**What you need to do**
Lines containing the word "τηλεγράφημα" are to be located and copied.

**Materials provided**
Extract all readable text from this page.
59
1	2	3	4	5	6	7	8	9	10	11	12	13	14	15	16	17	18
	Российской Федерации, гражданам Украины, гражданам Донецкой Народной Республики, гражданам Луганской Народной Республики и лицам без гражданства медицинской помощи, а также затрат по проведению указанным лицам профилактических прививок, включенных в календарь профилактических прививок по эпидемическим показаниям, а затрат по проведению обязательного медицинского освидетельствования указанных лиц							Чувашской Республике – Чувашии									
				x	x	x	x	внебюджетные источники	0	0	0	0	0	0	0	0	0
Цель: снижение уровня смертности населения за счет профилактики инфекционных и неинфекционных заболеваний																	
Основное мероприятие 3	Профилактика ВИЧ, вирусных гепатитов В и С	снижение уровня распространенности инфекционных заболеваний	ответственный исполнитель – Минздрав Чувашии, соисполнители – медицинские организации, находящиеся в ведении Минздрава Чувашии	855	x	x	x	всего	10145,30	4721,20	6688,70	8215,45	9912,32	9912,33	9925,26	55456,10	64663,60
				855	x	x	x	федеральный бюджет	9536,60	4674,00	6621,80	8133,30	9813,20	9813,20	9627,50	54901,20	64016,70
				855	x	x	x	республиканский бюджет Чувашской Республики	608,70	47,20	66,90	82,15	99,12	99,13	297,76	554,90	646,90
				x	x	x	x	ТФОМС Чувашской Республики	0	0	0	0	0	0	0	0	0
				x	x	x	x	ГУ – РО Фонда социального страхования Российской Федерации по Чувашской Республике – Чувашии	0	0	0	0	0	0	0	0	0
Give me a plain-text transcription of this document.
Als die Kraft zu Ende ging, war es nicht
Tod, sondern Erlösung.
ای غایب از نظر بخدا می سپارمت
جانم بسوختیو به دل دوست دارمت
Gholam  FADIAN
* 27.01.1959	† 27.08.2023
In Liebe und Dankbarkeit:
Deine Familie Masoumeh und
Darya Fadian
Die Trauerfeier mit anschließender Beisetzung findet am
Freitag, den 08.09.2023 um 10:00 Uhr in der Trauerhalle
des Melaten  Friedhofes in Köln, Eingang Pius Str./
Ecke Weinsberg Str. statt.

---

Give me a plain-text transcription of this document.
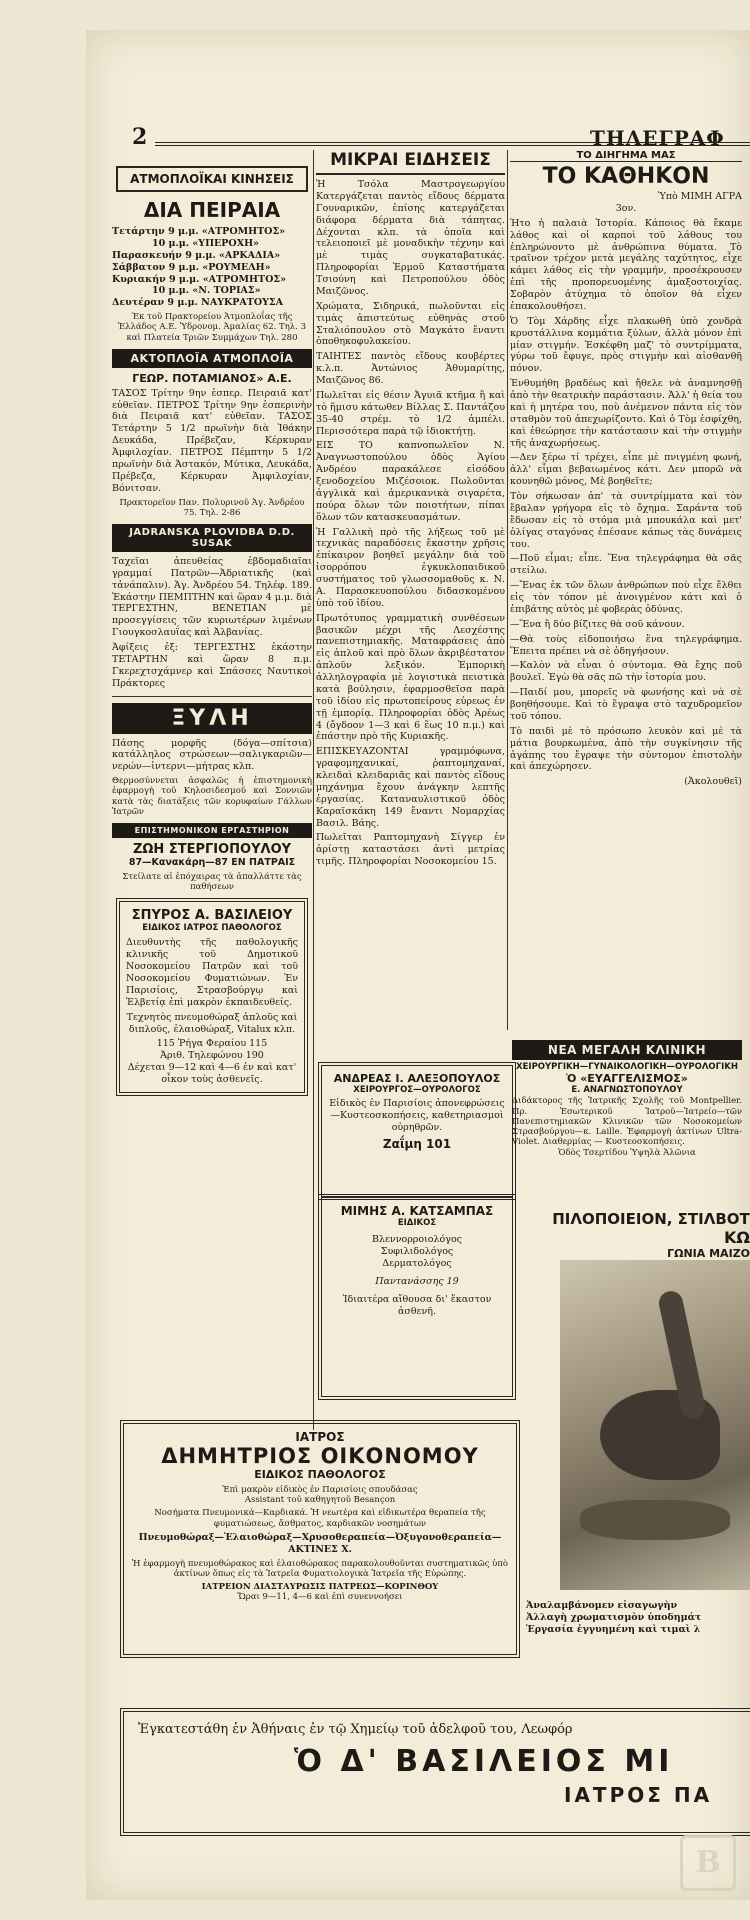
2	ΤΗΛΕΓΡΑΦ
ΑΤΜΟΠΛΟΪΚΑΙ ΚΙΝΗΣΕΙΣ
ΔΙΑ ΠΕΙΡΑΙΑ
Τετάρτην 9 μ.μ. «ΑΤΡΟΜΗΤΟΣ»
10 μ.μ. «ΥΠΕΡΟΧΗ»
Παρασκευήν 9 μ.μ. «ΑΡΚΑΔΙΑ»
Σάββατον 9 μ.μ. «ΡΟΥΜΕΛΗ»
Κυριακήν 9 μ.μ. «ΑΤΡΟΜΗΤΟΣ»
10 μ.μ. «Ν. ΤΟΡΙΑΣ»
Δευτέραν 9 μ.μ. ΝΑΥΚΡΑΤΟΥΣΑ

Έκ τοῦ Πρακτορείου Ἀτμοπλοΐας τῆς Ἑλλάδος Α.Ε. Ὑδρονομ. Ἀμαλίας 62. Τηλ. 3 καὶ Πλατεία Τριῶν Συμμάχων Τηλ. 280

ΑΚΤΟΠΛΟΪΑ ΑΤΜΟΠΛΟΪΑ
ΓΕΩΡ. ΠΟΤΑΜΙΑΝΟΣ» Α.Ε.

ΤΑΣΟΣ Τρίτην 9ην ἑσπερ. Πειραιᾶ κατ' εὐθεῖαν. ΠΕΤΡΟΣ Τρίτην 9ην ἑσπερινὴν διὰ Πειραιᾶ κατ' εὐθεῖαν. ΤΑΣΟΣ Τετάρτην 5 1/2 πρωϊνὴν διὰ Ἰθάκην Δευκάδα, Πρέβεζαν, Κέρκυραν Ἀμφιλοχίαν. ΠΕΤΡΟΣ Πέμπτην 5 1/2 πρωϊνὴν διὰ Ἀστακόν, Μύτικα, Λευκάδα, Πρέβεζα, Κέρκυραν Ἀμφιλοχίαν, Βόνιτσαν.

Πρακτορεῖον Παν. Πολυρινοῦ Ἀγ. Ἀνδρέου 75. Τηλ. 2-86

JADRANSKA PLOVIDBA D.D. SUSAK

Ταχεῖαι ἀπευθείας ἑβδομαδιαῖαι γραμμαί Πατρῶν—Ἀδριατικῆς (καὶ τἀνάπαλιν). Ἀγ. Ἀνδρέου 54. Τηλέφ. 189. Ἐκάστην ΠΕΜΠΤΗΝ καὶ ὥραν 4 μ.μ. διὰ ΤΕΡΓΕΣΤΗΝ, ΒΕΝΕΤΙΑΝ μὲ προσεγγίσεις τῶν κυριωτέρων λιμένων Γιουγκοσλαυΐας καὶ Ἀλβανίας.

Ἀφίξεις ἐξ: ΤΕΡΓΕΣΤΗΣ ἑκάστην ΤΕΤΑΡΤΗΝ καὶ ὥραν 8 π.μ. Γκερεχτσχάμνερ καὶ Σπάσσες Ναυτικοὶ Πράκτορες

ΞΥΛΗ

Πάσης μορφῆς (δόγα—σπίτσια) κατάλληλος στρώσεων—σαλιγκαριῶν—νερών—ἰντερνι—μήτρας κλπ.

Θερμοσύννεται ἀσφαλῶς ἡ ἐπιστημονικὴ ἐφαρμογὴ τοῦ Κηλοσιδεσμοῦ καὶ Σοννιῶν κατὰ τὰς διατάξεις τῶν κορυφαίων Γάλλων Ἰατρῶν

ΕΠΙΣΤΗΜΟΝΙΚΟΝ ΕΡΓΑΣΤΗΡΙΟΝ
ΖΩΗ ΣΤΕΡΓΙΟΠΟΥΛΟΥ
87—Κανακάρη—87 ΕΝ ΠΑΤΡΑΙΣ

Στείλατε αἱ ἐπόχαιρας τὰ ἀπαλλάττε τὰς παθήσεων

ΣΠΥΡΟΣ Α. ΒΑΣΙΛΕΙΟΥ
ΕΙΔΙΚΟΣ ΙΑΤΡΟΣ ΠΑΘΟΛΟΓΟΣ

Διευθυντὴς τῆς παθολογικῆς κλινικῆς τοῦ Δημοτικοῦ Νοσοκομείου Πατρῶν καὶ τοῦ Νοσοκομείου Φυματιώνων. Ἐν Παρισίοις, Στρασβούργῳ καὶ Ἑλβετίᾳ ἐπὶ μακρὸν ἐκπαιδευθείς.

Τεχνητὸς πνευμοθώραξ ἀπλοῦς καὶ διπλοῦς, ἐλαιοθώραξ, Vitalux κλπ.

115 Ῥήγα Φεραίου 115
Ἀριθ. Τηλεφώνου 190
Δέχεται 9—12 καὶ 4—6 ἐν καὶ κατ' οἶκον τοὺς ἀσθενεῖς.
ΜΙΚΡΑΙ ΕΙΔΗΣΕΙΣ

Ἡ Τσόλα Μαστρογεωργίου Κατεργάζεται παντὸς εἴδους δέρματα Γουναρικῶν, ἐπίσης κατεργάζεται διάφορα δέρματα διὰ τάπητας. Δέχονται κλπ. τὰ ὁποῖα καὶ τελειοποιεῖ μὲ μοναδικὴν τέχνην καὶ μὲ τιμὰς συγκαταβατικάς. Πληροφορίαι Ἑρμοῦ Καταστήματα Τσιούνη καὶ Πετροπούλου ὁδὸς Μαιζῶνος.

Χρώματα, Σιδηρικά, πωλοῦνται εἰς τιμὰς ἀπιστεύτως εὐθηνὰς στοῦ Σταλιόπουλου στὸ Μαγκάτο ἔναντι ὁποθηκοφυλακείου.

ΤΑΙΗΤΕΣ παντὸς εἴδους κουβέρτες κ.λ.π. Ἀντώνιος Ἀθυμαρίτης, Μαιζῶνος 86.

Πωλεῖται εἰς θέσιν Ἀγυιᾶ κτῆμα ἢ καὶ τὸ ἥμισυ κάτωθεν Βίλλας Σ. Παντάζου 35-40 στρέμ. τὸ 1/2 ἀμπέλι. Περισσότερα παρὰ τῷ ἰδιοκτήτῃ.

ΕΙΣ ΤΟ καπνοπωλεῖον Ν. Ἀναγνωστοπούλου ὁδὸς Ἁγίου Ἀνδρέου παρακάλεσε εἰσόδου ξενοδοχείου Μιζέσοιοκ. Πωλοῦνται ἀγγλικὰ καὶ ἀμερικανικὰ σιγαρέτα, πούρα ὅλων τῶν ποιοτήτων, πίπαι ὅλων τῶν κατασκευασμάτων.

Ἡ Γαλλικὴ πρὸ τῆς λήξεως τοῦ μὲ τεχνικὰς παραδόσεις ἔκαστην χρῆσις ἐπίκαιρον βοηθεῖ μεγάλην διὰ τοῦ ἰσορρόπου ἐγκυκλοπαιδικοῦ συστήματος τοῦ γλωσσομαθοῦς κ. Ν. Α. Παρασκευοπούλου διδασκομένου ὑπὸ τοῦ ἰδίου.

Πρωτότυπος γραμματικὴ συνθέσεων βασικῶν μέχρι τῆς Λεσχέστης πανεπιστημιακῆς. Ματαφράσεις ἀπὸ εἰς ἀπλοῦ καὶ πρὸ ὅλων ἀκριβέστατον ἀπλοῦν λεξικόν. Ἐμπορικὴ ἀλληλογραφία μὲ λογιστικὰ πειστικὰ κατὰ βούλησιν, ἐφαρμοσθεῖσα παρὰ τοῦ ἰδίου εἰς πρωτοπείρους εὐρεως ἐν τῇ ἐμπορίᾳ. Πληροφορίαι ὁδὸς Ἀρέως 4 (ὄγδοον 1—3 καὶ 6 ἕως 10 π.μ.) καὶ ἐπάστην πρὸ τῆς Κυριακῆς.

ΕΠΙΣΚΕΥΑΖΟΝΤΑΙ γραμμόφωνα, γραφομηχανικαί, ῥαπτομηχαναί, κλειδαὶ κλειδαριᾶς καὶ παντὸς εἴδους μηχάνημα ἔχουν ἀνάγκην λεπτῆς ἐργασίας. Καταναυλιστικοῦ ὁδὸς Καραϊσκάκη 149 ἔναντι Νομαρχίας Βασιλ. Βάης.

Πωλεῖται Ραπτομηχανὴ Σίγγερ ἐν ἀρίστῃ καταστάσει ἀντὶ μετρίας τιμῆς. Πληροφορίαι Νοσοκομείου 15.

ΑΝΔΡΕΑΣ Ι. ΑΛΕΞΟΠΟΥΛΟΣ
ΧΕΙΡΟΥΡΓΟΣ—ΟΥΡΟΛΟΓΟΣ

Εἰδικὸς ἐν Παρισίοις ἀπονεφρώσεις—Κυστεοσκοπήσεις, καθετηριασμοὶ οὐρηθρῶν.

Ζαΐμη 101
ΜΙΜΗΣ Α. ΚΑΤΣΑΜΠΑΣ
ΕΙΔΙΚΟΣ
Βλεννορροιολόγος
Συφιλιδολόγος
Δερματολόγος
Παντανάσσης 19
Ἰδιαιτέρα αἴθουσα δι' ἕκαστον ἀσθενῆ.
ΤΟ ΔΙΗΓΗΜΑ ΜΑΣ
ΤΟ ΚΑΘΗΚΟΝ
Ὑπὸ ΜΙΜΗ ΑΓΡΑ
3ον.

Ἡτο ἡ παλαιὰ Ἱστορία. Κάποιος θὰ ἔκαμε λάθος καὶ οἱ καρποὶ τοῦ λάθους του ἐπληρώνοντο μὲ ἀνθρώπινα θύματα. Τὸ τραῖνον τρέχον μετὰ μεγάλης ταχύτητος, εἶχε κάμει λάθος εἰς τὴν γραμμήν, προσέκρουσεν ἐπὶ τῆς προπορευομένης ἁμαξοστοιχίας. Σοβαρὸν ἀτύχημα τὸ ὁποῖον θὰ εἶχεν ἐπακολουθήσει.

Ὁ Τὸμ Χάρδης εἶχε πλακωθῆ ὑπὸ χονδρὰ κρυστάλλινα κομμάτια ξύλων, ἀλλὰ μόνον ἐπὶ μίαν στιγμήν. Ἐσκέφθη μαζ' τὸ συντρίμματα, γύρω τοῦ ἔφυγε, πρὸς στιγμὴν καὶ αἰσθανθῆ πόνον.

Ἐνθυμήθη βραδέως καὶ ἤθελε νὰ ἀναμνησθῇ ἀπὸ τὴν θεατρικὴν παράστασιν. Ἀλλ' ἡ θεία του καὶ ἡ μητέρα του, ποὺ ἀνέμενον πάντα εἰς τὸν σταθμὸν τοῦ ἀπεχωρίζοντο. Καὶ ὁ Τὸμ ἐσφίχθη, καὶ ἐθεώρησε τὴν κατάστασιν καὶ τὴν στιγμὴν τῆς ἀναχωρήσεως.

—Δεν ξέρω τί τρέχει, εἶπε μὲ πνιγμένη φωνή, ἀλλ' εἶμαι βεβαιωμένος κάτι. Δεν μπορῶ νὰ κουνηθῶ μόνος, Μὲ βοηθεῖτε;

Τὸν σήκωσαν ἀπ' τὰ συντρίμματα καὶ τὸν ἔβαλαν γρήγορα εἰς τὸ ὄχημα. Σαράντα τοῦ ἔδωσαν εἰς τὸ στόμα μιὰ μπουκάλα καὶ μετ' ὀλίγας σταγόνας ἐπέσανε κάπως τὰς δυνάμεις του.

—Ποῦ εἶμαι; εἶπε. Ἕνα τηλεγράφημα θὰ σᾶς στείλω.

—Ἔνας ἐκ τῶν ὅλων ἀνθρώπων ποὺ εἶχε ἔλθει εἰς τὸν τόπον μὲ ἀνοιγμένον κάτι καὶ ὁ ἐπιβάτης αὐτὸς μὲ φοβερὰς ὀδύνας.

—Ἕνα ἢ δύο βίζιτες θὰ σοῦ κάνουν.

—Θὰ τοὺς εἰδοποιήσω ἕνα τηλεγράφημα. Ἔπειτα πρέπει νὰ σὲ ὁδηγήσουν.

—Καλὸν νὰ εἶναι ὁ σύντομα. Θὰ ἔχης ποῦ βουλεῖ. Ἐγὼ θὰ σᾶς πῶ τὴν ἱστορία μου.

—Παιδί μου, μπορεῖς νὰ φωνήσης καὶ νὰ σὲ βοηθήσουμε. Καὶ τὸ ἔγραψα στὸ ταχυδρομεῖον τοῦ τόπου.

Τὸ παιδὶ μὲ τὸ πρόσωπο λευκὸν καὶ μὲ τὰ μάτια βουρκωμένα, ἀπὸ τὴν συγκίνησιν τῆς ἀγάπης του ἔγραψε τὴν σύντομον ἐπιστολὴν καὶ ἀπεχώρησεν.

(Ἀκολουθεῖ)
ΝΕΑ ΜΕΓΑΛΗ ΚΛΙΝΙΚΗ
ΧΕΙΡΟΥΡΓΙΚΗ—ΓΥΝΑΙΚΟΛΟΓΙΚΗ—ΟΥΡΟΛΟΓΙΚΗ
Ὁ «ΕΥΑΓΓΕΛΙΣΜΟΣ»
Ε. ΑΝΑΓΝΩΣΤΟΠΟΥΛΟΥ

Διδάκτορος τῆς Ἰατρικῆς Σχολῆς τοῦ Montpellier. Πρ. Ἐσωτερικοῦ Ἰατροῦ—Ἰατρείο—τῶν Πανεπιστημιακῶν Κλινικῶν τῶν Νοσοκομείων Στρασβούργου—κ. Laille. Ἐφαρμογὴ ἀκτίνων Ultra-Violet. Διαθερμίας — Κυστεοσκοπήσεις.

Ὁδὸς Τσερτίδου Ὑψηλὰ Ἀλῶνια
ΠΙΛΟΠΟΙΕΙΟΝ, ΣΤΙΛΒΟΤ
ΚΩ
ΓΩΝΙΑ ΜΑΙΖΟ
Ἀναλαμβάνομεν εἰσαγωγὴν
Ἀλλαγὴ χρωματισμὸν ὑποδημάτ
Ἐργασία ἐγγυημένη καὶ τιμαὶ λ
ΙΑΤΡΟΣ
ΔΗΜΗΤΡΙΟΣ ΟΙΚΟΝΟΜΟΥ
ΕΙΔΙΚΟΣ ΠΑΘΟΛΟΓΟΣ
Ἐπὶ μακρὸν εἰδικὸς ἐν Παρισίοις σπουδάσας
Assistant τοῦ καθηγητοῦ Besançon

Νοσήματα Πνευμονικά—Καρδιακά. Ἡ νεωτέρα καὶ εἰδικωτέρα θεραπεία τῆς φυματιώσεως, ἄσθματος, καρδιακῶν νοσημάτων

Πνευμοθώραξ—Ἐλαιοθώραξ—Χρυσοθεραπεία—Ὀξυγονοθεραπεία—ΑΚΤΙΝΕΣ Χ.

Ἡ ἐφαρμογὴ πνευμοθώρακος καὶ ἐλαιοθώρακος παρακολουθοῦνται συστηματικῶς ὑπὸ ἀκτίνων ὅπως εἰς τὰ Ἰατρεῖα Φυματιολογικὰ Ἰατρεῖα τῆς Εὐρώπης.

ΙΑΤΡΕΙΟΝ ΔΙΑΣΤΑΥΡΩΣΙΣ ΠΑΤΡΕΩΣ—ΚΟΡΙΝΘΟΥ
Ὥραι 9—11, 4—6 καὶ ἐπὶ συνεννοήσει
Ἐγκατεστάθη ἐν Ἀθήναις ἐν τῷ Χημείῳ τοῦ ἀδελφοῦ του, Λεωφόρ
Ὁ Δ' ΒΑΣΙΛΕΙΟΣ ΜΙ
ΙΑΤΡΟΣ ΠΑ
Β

==

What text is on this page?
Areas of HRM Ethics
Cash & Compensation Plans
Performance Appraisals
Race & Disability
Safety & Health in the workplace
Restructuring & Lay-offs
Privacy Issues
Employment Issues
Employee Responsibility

**Exercise solution**
—Ποῦ εἶμαι; εἶπε. Ἕνα τηλεγράφημα θὰ σᾶς στείλω.
—Θὰ τοὺς εἰδοποιήσω ἕνα τηλεγράφημα. Ἔπειτα πρέπει νὰ σὲ ὁδηγήσουν.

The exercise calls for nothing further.